Objective
Output the data below in full, byte for byte. Nothing may differ.
## Start Data entries
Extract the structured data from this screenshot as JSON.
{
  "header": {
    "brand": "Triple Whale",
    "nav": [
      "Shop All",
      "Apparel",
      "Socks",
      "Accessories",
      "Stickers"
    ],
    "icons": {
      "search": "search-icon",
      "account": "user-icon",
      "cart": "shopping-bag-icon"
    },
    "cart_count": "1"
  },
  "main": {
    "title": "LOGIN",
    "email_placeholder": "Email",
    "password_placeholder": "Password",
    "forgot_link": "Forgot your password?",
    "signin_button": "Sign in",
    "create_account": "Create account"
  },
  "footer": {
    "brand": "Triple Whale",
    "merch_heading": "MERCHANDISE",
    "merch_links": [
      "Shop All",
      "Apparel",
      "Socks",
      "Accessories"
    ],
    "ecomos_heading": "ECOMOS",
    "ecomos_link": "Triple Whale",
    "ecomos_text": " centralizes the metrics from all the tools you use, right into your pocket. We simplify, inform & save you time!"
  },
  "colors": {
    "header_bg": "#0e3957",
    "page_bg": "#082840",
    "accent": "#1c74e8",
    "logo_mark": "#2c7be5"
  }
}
## End Data entries
Exercise answer
Extract the structured data from this screenshot as JSON.
{
  "header": {
    "brand": "Triple Whale",
    "nav": [
      "Shop All",
      "Apparel",
      "Socks",
      "Accessories",
      "Stickers"
    ],
    "icons": {
      "search": "search-icon",
      "account": "user-icon",
      "cart": "shopping-bag-icon"
    },
    "cart_count": "1"
  },
  "main": {
    "title": "LOGIN",
    "email_placeholder": "Email",
    "password_placeholder": "Password",
    "forgot_link": "Forgot your password?",
    "signin_button": "Sign in",
    "create_account": "Create account"
  },
  "footer": {
    "brand": "Triple Whale",
    "merch_heading": "MERCHANDISE",
    "merch_links": [
      "Shop All",
      "Apparel",
      "Socks",
      "Accessories"
    ],
    "ecomos_heading": "ECOMOS",
    "ecomos_link": "Triple Whale",
    "ecomos_text": " centralizes the metrics from all the tools you use, right into your pocket. We simplify, inform & save you time!"
  },
  "colors": {
    "header_bg": "#0e3957",
    "page_bg": "#082840",
    "accent": "#1c74e8",
    "logo_mark": "#2c7be5"
  }
}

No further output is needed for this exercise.